> _Task objective_
Scan the material below for the string "subtitle", and copy every line where it shows up.

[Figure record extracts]
......

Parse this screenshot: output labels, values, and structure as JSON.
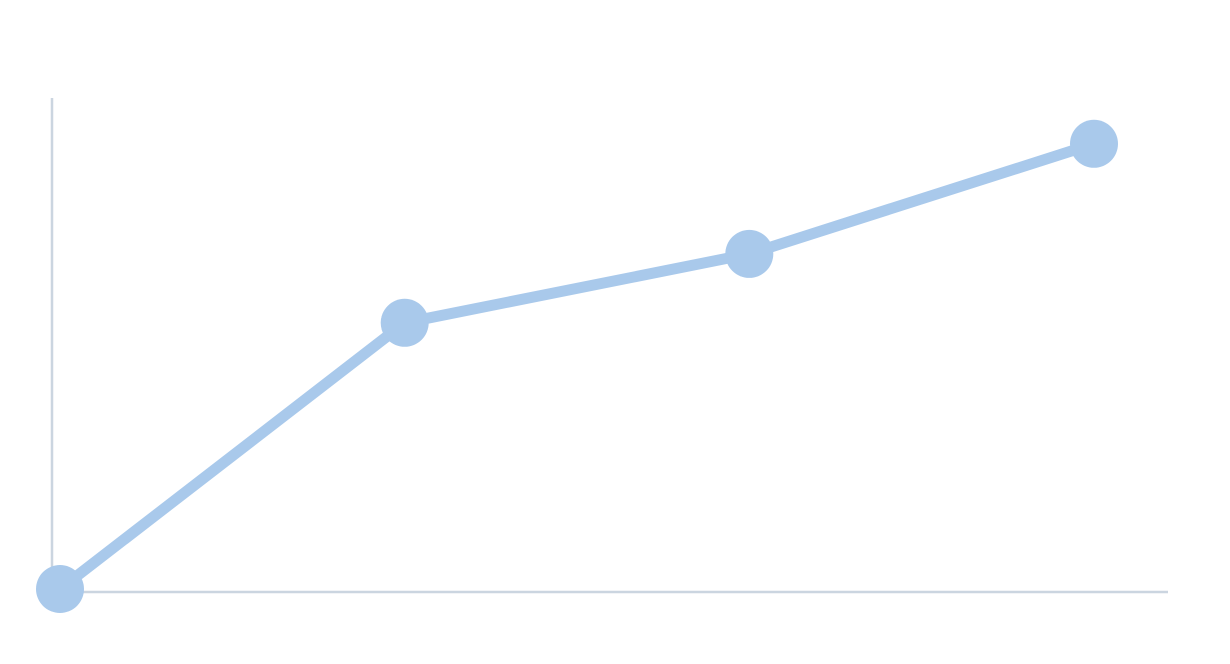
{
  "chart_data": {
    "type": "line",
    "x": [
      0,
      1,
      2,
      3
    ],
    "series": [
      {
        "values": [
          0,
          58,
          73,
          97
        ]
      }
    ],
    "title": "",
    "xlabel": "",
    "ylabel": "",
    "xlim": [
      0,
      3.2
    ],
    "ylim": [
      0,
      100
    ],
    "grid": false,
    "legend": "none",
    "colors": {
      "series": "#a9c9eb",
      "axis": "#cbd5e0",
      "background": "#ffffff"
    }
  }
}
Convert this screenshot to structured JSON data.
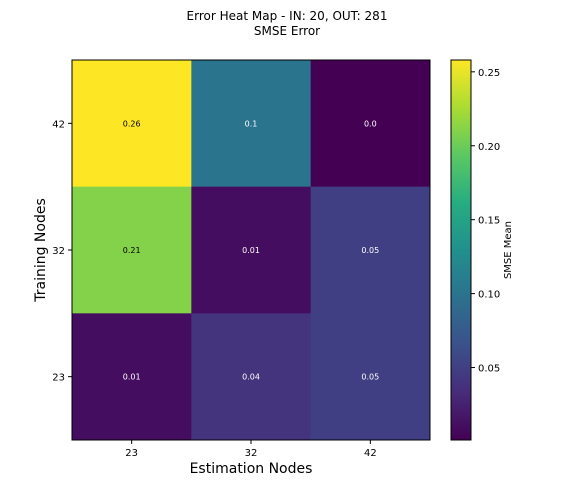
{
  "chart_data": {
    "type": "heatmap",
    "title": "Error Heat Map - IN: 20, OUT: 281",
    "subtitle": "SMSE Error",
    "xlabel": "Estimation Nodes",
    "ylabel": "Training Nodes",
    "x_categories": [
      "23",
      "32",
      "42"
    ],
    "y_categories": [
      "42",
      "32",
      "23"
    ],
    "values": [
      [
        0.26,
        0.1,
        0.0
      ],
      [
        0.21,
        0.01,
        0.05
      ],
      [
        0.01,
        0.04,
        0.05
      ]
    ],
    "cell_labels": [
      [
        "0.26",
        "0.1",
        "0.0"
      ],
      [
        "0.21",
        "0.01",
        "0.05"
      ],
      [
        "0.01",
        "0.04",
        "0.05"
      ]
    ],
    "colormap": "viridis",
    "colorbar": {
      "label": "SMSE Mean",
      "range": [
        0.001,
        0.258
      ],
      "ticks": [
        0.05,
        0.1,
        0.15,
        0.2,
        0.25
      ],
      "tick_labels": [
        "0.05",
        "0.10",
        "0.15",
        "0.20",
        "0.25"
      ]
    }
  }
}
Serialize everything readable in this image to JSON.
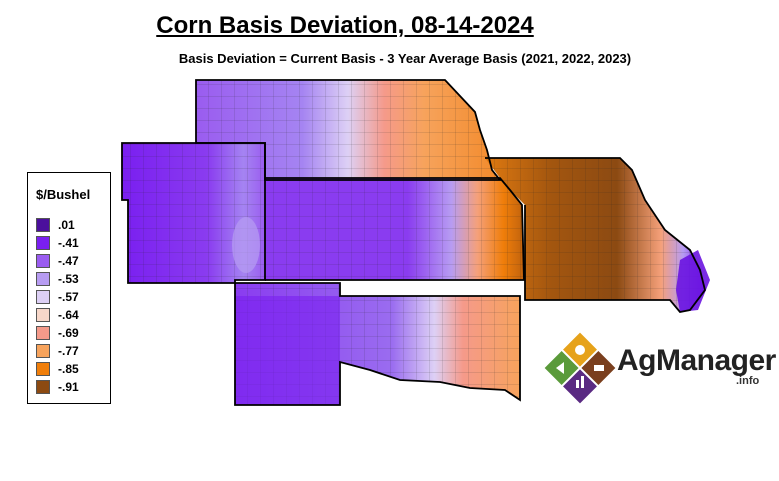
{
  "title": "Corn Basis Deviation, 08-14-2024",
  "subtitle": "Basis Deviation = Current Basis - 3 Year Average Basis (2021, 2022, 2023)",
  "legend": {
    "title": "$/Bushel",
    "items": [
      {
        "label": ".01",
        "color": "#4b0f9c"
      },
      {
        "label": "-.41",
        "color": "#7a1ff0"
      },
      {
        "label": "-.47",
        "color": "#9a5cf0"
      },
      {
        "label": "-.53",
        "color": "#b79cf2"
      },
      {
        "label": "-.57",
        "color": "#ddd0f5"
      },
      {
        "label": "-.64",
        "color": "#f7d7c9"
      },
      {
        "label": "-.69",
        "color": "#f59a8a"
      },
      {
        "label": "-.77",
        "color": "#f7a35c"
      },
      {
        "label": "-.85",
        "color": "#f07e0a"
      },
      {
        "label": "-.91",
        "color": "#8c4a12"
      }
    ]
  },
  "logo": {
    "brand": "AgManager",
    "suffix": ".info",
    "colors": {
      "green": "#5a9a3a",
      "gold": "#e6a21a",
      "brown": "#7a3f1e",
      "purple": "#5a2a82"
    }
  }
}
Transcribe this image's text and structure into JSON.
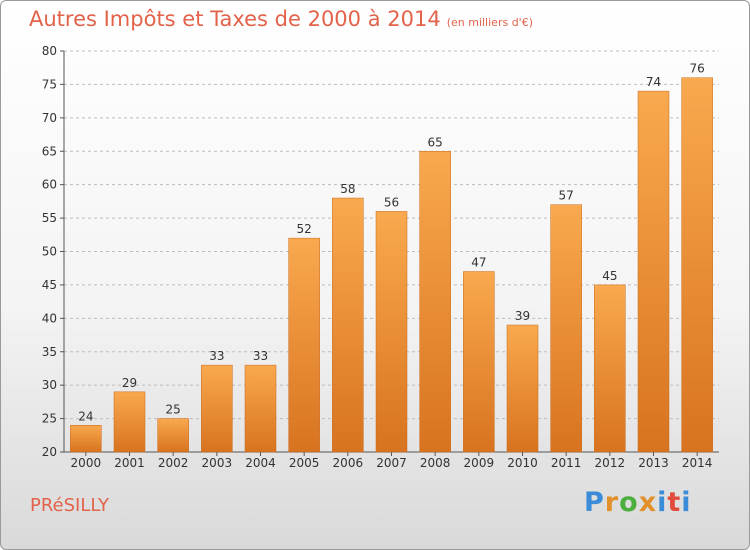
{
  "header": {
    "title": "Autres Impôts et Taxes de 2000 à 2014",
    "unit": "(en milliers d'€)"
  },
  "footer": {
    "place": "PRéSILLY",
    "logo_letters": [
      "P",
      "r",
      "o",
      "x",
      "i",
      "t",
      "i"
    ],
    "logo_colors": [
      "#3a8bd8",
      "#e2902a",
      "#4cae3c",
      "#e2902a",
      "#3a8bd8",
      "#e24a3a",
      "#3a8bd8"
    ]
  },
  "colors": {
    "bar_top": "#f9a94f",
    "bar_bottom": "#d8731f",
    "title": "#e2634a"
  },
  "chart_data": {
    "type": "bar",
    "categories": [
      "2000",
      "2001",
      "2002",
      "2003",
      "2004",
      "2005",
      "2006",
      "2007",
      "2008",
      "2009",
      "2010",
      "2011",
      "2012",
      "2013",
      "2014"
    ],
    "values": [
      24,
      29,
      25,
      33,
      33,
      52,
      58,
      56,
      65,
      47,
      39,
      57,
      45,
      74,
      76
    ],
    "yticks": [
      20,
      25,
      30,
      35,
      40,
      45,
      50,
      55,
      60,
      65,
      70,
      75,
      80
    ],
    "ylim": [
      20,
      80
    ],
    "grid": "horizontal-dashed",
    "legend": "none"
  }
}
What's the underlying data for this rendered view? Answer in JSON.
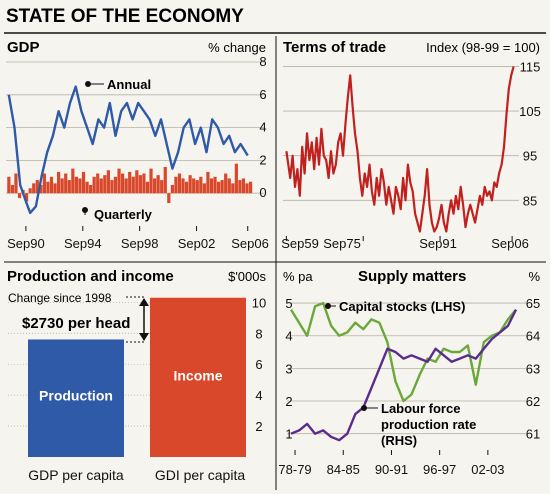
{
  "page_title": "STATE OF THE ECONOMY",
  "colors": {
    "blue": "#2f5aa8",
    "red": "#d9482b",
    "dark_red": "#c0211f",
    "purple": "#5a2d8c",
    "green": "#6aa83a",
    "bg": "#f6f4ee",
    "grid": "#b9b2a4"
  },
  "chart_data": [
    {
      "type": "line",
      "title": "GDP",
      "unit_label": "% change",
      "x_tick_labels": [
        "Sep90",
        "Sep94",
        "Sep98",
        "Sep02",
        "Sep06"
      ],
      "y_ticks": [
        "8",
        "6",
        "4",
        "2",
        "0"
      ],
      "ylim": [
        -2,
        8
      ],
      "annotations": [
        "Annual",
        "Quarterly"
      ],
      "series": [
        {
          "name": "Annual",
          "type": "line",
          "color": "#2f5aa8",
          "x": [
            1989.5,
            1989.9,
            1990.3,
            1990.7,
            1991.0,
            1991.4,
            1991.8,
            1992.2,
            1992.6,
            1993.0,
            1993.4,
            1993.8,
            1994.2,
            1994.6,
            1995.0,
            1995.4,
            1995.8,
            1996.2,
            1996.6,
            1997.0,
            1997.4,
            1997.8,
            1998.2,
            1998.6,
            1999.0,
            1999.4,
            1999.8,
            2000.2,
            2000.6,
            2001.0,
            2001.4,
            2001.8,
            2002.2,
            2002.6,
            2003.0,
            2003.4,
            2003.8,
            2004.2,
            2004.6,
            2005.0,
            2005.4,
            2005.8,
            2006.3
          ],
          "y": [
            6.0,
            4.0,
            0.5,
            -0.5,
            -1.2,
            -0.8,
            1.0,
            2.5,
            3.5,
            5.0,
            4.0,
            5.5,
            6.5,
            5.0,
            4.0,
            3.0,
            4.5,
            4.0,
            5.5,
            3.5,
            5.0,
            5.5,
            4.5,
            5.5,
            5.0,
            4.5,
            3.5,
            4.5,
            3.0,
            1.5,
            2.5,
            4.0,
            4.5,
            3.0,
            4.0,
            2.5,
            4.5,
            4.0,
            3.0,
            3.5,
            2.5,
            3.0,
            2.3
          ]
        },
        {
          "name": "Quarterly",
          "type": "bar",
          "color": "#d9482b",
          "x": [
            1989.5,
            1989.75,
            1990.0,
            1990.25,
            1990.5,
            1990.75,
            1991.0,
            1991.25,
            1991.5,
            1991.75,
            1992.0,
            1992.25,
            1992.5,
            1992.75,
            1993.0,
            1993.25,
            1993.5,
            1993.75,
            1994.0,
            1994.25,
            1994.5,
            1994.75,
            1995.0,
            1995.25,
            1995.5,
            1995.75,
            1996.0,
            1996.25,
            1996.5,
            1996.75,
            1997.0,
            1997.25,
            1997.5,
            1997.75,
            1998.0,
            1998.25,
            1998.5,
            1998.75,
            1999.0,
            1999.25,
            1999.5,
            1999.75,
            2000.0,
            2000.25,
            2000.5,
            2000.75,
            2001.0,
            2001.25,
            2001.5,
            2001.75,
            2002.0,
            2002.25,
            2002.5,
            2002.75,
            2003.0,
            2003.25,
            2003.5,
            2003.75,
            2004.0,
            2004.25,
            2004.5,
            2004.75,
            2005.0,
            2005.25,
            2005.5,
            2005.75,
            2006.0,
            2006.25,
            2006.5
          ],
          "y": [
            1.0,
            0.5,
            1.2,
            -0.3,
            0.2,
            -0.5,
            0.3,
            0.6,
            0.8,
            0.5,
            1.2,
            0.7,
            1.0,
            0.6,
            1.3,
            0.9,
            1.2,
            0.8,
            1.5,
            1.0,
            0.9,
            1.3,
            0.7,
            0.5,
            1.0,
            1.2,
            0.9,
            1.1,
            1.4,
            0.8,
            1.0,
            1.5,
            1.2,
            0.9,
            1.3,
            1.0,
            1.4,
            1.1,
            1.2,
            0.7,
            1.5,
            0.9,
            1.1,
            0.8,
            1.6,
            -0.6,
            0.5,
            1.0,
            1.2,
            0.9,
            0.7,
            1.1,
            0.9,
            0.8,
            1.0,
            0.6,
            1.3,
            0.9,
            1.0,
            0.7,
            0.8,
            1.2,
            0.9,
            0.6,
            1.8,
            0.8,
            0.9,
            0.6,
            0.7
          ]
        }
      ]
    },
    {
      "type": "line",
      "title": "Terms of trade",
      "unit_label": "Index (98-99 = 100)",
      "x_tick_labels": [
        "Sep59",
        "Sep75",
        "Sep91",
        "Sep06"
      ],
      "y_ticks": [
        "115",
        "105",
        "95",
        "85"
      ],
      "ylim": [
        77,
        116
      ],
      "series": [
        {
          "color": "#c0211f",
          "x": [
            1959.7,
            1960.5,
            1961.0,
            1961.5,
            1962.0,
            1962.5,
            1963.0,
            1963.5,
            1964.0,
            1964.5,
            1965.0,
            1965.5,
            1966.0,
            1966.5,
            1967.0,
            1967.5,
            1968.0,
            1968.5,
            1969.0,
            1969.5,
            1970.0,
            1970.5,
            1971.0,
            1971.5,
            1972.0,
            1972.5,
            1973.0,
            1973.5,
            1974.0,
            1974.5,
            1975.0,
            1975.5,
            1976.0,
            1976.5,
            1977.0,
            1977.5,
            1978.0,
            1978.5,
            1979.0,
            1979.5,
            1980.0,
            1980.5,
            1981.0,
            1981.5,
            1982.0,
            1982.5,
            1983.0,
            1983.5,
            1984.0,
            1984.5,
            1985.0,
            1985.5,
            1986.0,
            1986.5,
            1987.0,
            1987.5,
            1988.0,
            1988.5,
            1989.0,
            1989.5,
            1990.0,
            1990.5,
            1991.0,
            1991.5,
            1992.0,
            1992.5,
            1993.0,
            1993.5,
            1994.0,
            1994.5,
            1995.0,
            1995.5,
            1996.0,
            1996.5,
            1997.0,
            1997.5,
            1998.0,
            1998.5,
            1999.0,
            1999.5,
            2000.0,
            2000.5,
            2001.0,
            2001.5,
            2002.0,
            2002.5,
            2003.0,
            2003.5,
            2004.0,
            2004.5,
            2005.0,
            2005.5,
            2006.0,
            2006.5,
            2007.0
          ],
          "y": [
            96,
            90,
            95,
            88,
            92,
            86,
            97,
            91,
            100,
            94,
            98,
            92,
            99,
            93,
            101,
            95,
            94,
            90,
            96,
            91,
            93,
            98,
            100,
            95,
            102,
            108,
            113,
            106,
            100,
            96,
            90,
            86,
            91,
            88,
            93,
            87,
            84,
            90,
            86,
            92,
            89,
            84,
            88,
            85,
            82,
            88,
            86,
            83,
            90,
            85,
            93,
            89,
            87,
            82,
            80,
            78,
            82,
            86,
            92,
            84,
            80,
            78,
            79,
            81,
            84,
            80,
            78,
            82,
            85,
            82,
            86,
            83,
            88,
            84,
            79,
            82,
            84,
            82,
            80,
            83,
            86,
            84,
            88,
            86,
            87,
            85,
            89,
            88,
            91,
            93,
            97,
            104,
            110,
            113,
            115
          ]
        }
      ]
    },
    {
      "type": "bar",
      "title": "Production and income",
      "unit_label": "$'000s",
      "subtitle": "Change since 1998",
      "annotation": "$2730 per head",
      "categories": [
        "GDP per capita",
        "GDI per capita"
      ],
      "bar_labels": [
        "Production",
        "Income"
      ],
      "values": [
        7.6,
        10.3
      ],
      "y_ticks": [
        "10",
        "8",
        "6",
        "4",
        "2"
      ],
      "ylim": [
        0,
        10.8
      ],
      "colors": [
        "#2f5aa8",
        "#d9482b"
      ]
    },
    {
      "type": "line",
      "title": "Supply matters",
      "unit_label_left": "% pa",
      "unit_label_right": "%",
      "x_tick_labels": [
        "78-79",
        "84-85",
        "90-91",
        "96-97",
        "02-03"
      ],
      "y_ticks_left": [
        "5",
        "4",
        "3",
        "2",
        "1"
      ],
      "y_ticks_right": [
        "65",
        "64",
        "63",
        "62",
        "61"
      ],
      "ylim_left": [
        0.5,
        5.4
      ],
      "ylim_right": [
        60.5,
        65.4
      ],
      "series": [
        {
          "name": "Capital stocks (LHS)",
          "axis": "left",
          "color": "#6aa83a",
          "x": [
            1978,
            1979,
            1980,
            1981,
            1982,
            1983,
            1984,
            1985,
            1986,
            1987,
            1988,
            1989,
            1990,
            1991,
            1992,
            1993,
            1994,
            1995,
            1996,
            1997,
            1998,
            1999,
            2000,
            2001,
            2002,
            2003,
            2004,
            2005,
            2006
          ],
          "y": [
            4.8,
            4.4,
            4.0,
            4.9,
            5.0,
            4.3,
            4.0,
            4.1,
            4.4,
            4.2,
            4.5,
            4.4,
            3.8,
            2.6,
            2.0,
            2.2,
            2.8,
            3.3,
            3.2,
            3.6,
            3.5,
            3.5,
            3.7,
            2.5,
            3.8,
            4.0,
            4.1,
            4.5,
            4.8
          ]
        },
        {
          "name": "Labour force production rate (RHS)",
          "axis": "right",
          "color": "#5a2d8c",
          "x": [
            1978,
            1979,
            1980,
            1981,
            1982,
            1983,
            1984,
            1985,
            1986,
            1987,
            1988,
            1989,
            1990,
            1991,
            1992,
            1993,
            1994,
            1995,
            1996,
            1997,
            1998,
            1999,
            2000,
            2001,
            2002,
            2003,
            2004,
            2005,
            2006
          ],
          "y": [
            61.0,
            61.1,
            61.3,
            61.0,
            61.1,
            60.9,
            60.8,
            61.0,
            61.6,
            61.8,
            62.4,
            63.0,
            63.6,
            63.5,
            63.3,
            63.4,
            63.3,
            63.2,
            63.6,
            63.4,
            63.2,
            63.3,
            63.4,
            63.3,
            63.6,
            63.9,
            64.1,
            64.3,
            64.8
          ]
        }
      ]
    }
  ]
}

......

> _Result of the task_
    "subtitle": "SMSE Error",
  "subtitle": "Basis Deviation = Current Basis - 3 Year Average Basis (2021, 2022, 2023)",
      "subtitle": "Change since 1998",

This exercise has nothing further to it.